[START]

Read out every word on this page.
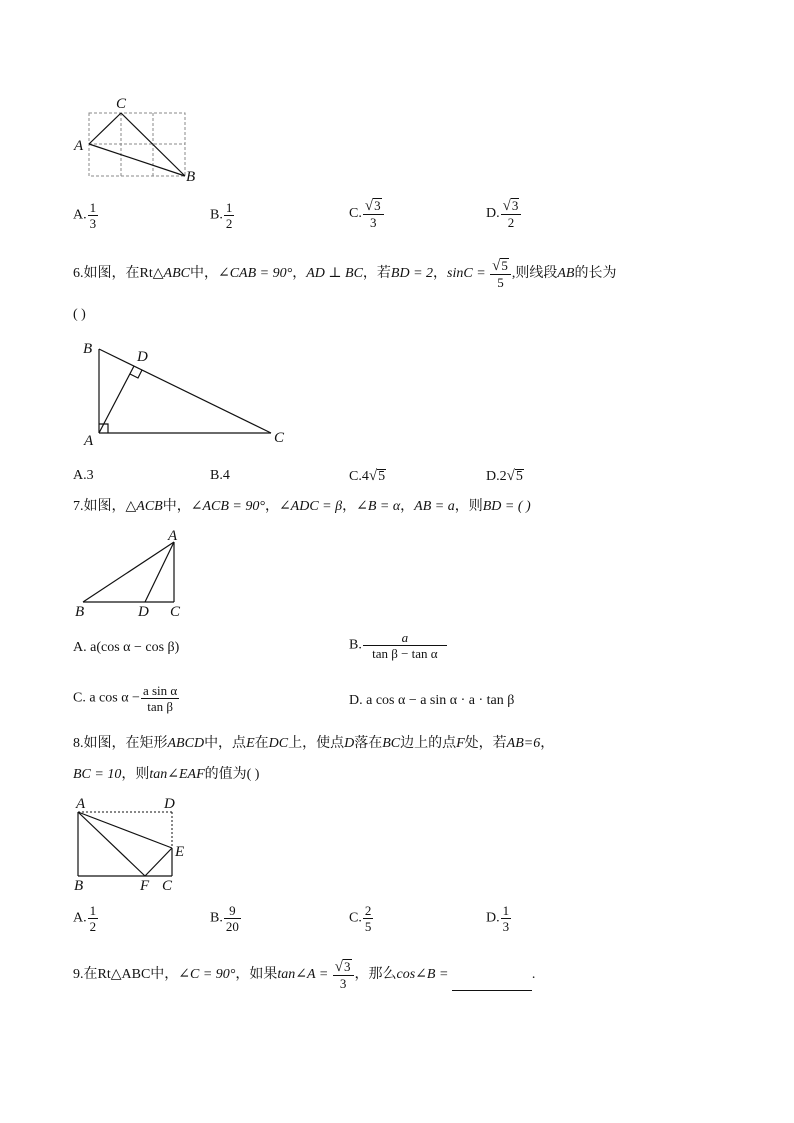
C
A
B
A. $\frac{1}{3}$	B. $\frac{1}{2}$	C. $\frac{√3}{3}$	D. $\frac{√3}{2}$
6.如图，在Rt△ABC中，∠CAB = 90°，AD ⊥ BC，若BD = 2，$\sin C = \frac{√5}{5}$ ,则线段AB的长为
( )
B	D
A	C
A.3	B.4	C.4√5	D.2√5
7.如图，△ACB中，∠ACB = 90°，∠ADC = β，∠B = α，AB = a，则BD = ( )
A
B	D C
A. a(cos α − cos β)	B. $\frac{a}{\text{tan β − tan α}}$
C. a $\cos \alpha - \frac{\text{a sin α}}{\text{tan β}}$	D. a cos α − a sin α · a · tan β
8.如图，在矩形ABCD中，点E在DC上，使点D落在BC边上的点F处，若AB=6，
BC = 10，则tan∠EAF的值为( )
A	D
E
B	F C
A. $\frac{1}{2}$	B. $\frac{9}{20}$	C. $\frac{2}{5}$	D. $\frac{1}{3}$
9.在Rt△ABC中，∠C = 90°，如果tan∠A = $\frac{√3}{3}$ ，那么cos∠B =	.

[END]

Make an exact copy of the records shown above, without the pictures.

Read out every word on this page.
C
A
B
A. $\frac{1}{3}$	B. $\frac{1}{2}$	C. $\frac{√3}{3}$	D. $\frac{√3}{2}$
6.如图，在Rt△ABC中，∠CAB = 90°，AD ⊥ BC，若BD = 2，$\sin C = \frac{√5}{5}$ ,则线段AB的长为
( )
B	D
A	C
A.3	B.4	C.4√5	D.2√5
7.如图，△ACB中，∠ACB = 90°，∠ADC = β，∠B = α，AB = a，则BD = ( )
A
B	D C
A. a(cos α − cos β)	B. $\frac{a}{\text{tan β − tan α}}$
C. a $\cos \alpha - \frac{\text{a sin α}}{\text{tan β}}$	D. a cos α − a sin α · a · tan β
8.如图，在矩形ABCD中，点E在DC上，使点D落在BC边上的点F处，若AB=6，
BC = 10，则tan∠EAF的值为( )
A	D
E
B	F C
A. $\frac{1}{2}$	B. $\frac{9}{20}$	C. $\frac{2}{5}$	D. $\frac{1}{3}$
9.在Rt△ABC中，∠C = 90°，如果tan∠A = $\frac{√3}{3}$ ，那么cos∠B =	.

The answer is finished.